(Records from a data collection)
━━━━━━━━━━━━━━━━━━━━

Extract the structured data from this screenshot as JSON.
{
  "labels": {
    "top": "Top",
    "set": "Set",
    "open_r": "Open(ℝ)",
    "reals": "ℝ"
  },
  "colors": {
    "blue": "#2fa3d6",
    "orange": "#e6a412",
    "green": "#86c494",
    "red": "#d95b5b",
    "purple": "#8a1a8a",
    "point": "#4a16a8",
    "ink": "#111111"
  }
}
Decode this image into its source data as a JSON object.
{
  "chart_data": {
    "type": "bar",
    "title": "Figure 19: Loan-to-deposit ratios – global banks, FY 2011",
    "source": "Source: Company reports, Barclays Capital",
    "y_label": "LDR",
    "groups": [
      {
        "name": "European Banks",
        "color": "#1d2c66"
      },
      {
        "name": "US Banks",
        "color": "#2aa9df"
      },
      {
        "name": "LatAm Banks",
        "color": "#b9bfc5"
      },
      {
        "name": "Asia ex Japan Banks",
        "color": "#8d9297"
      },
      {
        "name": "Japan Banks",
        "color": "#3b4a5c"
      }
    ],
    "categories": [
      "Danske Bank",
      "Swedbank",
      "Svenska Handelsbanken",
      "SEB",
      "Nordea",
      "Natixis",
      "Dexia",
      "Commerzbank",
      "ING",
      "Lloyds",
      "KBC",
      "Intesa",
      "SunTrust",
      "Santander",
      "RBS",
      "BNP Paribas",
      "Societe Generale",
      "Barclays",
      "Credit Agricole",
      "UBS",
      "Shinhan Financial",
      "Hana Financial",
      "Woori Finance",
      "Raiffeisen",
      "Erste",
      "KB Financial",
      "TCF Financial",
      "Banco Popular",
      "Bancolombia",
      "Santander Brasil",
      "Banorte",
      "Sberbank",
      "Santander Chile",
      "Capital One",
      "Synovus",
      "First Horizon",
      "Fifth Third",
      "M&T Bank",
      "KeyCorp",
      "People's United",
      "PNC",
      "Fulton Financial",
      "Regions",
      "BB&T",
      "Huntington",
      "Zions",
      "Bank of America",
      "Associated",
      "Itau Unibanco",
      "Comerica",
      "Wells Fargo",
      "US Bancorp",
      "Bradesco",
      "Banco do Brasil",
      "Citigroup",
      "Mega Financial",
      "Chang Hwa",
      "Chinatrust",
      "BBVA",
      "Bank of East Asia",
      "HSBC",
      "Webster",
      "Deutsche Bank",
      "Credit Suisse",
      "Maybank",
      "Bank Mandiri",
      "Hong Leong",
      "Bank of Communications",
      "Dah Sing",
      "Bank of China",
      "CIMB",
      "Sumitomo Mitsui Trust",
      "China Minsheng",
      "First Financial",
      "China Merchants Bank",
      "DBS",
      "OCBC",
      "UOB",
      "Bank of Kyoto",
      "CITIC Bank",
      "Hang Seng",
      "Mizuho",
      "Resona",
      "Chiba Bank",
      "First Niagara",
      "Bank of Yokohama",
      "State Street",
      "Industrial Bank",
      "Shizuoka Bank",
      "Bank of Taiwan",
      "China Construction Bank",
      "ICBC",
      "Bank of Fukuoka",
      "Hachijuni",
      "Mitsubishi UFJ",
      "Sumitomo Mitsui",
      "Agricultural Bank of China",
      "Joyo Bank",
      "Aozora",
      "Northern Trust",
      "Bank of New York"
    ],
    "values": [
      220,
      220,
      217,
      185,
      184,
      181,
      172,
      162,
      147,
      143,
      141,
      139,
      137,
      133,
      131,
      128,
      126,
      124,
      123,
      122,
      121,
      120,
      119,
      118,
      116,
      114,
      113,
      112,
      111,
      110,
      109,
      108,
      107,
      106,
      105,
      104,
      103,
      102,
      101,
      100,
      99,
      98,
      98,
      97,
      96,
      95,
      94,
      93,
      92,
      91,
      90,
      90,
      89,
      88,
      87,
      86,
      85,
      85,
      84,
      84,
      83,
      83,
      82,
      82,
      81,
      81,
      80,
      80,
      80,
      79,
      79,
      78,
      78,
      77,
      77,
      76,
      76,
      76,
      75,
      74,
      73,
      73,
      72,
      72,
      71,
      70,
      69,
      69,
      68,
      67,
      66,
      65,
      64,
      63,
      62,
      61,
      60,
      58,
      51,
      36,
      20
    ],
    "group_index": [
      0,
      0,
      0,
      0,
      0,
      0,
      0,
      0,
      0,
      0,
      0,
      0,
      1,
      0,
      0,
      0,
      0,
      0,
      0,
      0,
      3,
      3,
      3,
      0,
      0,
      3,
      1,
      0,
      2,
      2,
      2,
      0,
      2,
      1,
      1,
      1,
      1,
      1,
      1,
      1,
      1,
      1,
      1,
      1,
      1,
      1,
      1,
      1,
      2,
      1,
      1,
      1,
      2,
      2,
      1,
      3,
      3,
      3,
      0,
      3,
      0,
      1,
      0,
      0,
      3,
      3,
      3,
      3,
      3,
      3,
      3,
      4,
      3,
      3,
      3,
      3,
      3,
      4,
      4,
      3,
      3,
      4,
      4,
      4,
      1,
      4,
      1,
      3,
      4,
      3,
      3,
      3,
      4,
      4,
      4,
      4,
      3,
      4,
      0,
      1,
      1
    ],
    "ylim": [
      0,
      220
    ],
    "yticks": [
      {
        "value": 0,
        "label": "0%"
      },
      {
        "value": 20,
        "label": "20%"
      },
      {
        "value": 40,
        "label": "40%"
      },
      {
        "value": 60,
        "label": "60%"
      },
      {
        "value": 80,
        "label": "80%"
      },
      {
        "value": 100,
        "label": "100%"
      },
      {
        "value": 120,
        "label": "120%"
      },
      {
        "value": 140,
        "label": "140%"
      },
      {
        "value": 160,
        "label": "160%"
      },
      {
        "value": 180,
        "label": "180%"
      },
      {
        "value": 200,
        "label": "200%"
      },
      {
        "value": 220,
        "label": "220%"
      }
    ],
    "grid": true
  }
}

━━━━━━━━━━━━━━━━━━━━

▶ [Prompt]
Extract the full set of entries word for word.

▶ [Answer to this exercise]
Extract the structured data from this screenshot as JSON.
{
  "labels": {
    "top": "Top",
    "set": "Set",
    "open_r": "Open(ℝ)",
    "reals": "ℝ"
  },
  "colors": {
    "blue": "#2fa3d6",
    "orange": "#e6a412",
    "green": "#86c494",
    "red": "#d95b5b",
    "purple": "#8a1a8a",
    "point": "#4a16a8",
    "ink": "#111111"
  }
}
Decode this image into its source data as a JSON object.
{
  "chart_data": {
    "type": "bar",
    "title": "Figure 19: Loan-to-deposit ratios – global banks, FY 2011",
    "source": "Source: Company reports, Barclays Capital",
    "y_label": "LDR",
    "groups": [
      {
        "name": "European Banks",
        "color": "#1d2c66"
      },
      {
        "name": "US Banks",
        "color": "#2aa9df"
      },
      {
        "name": "LatAm Banks",
        "color": "#b9bfc5"
      },
      {
        "name": "Asia ex Japan Banks",
        "color": "#8d9297"
      },
      {
        "name": "Japan Banks",
        "color": "#3b4a5c"
      }
    ],
    "categories": [
      "Danske Bank",
      "Swedbank",
      "Svenska Handelsbanken",
      "SEB",
      "Nordea",
      "Natixis",
      "Dexia",
      "Commerzbank",
      "ING",
      "Lloyds",
      "KBC",
      "Intesa",
      "SunTrust",
      "Santander",
      "RBS",
      "BNP Paribas",
      "Societe Generale",
      "Barclays",
      "Credit Agricole",
      "UBS",
      "Shinhan Financial",
      "Hana Financial",
      "Woori Finance",
      "Raiffeisen",
      "Erste",
      "KB Financial",
      "TCF Financial",
      "Banco Popular",
      "Bancolombia",
      "Santander Brasil",
      "Banorte",
      "Sberbank",
      "Santander Chile",
      "Capital One",
      "Synovus",
      "First Horizon",
      "Fifth Third",
      "M&T Bank",
      "KeyCorp",
      "People's United",
      "PNC",
      "Fulton Financial",
      "Regions",
      "BB&T",
      "Huntington",
      "Zions",
      "Bank of America",
      "Associated",
      "Itau Unibanco",
      "Comerica",
      "Wells Fargo",
      "US Bancorp",
      "Bradesco",
      "Banco do Brasil",
      "Citigroup",
      "Mega Financial",
      "Chang Hwa",
      "Chinatrust",
      "BBVA",
      "Bank of East Asia",
      "HSBC",
      "Webster",
      "Deutsche Bank",
      "Credit Suisse",
      "Maybank",
      "Bank Mandiri",
      "Hong Leong",
      "Bank of Communications",
      "Dah Sing",
      "Bank of China",
      "CIMB",
      "Sumitomo Mitsui Trust",
      "China Minsheng",
      "First Financial",
      "China Merchants Bank",
      "DBS",
      "OCBC",
      "UOB",
      "Bank of Kyoto",
      "CITIC Bank",
      "Hang Seng",
      "Mizuho",
      "Resona",
      "Chiba Bank",
      "First Niagara",
      "Bank of Yokohama",
      "State Street",
      "Industrial Bank",
      "Shizuoka Bank",
      "Bank of Taiwan",
      "China Construction Bank",
      "ICBC",
      "Bank of Fukuoka",
      "Hachijuni",
      "Mitsubishi UFJ",
      "Sumitomo Mitsui",
      "Agricultural Bank of China",
      "Joyo Bank",
      "Aozora",
      "Northern Trust",
      "Bank of New York"
    ],
    "values": [
      220,
      220,
      217,
      185,
      184,
      181,
      172,
      162,
      147,
      143,
      141,
      139,
      137,
      133,
      131,
      128,
      126,
      124,
      123,
      122,
      121,
      120,
      119,
      118,
      116,
      114,
      113,
      112,
      111,
      110,
      109,
      108,
      107,
      106,
      105,
      104,
      103,
      102,
      101,
      100,
      99,
      98,
      98,
      97,
      96,
      95,
      94,
      93,
      92,
      91,
      90,
      90,
      89,
      88,
      87,
      86,
      85,
      85,
      84,
      84,
      83,
      83,
      82,
      82,
      81,
      81,
      80,
      80,
      80,
      79,
      79,
      78,
      78,
      77,
      77,
      76,
      76,
      76,
      75,
      74,
      73,
      73,
      72,
      72,
      71,
      70,
      69,
      69,
      68,
      67,
      66,
      65,
      64,
      63,
      62,
      61,
      60,
      58,
      51,
      36,
      20
    ],
    "group_index": [
      0,
      0,
      0,
      0,
      0,
      0,
      0,
      0,
      0,
      0,
      0,
      0,
      1,
      0,
      0,
      0,
      0,
      0,
      0,
      0,
      3,
      3,
      3,
      0,
      0,
      3,
      1,
      0,
      2,
      2,
      2,
      0,
      2,
      1,
      1,
      1,
      1,
      1,
      1,
      1,
      1,
      1,
      1,
      1,
      1,
      1,
      1,
      1,
      2,
      1,
      1,
      1,
      2,
      2,
      1,
      3,
      3,
      3,
      0,
      3,
      0,
      1,
      0,
      0,
      3,
      3,
      3,
      3,
      3,
      3,
      3,
      4,
      3,
      3,
      3,
      3,
      3,
      4,
      4,
      3,
      3,
      4,
      4,
      4,
      1,
      4,
      1,
      3,
      4,
      3,
      3,
      3,
      4,
      4,
      4,
      4,
      3,
      4,
      0,
      1,
      1
    ],
    "ylim": [
      0,
      220
    ],
    "yticks": [
      {
        "value": 0,
        "label": "0%"
      },
      {
        "value": 20,
        "label": "20%"
      },
      {
        "value": 40,
        "label": "40%"
      },
      {
        "value": 60,
        "label": "60%"
      },
      {
        "value": 80,
        "label": "80%"
      },
      {
        "value": 100,
        "label": "100%"
      },
      {
        "value": 120,
        "label": "120%"
      },
      {
        "value": 140,
        "label": "140%"
      },
      {
        "value": 160,
        "label": "160%"
      },
      {
        "value": 180,
        "label": "180%"
      },
      {
        "value": 200,
        "label": "200%"
      },
      {
        "value": 220,
        "label": "220%"
      }
    ],
    "grid": true
  }
}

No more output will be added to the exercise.